• EXERCISE GOAL
Every entry below should be printed exactly, without its images.

◆ ◆ ◆

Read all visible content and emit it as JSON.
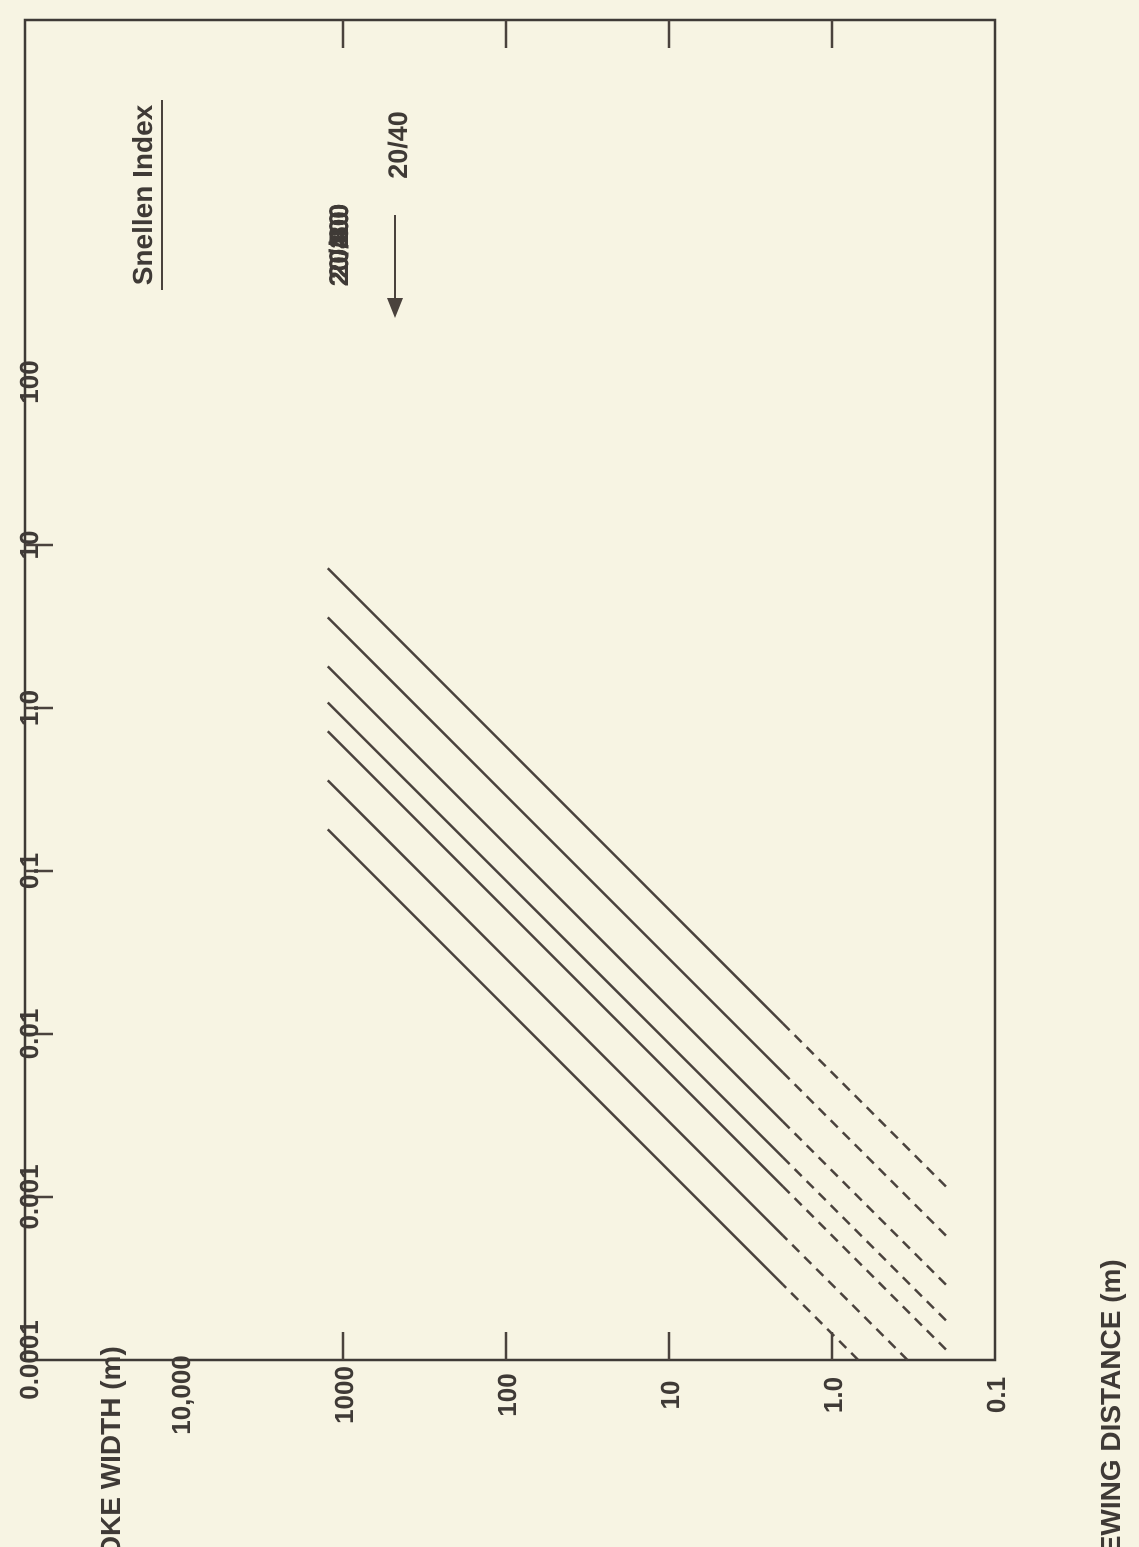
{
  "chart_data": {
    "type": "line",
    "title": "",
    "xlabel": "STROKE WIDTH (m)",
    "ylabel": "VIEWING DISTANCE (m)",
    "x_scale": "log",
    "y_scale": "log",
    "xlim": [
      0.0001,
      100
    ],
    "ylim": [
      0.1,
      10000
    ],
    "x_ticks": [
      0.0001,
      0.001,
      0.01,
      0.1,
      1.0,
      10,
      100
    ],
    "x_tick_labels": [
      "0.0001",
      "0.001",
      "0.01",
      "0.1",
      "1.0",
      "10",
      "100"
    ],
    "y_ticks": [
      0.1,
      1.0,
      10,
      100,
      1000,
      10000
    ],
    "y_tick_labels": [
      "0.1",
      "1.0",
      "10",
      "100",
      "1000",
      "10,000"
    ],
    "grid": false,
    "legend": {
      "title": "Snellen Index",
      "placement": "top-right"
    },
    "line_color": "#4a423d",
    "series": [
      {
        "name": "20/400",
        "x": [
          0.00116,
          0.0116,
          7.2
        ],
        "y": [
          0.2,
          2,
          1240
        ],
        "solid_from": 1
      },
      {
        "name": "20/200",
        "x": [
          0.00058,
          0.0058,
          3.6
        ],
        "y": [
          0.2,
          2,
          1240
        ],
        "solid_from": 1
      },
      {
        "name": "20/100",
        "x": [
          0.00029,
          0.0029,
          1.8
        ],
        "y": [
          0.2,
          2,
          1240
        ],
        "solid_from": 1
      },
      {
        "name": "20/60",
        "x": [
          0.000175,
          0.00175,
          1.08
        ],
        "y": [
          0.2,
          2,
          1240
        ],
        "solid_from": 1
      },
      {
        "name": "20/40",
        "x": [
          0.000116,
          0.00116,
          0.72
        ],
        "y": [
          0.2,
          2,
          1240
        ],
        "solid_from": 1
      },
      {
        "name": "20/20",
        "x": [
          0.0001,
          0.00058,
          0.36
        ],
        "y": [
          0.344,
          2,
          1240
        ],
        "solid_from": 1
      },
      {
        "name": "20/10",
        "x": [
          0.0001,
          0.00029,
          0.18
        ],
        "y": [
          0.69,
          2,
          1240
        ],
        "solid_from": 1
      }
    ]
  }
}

◆ ◆ ◆

• SOLUTION
Read all visible content and emit it as JSON.
{
  "chart_data": {
    "type": "line",
    "title": "",
    "xlabel": "STROKE WIDTH (m)",
    "ylabel": "VIEWING DISTANCE (m)",
    "x_scale": "log",
    "y_scale": "log",
    "xlim": [
      0.0001,
      100
    ],
    "ylim": [
      0.1,
      10000
    ],
    "x_ticks": [
      0.0001,
      0.001,
      0.01,
      0.1,
      1.0,
      10,
      100
    ],
    "x_tick_labels": [
      "0.0001",
      "0.001",
      "0.01",
      "0.1",
      "1.0",
      "10",
      "100"
    ],
    "y_ticks": [
      0.1,
      1.0,
      10,
      100,
      1000,
      10000
    ],
    "y_tick_labels": [
      "0.1",
      "1.0",
      "10",
      "100",
      "1000",
      "10,000"
    ],
    "grid": false,
    "legend": {
      "title": "Snellen Index",
      "placement": "top-right"
    },
    "line_color": "#4a423d",
    "series": [
      {
        "name": "20/400",
        "x": [
          0.00116,
          0.0116,
          7.2
        ],
        "y": [
          0.2,
          2,
          1240
        ],
        "solid_from": 1
      },
      {
        "name": "20/200",
        "x": [
          0.00058,
          0.0058,
          3.6
        ],
        "y": [
          0.2,
          2,
          1240
        ],
        "solid_from": 1
      },
      {
        "name": "20/100",
        "x": [
          0.00029,
          0.0029,
          1.8
        ],
        "y": [
          0.2,
          2,
          1240
        ],
        "solid_from": 1
      },
      {
        "name": "20/60",
        "x": [
          0.000175,
          0.00175,
          1.08
        ],
        "y": [
          0.2,
          2,
          1240
        ],
        "solid_from": 1
      },
      {
        "name": "20/40",
        "x": [
          0.000116,
          0.00116,
          0.72
        ],
        "y": [
          0.2,
          2,
          1240
        ],
        "solid_from": 1
      },
      {
        "name": "20/20",
        "x": [
          0.0001,
          0.00058,
          0.36
        ],
        "y": [
          0.344,
          2,
          1240
        ],
        "solid_from": 1
      },
      {
        "name": "20/10",
        "x": [
          0.0001,
          0.00029,
          0.18
        ],
        "y": [
          0.69,
          2,
          1240
        ],
        "solid_from": 1
      }
    ]
  }
}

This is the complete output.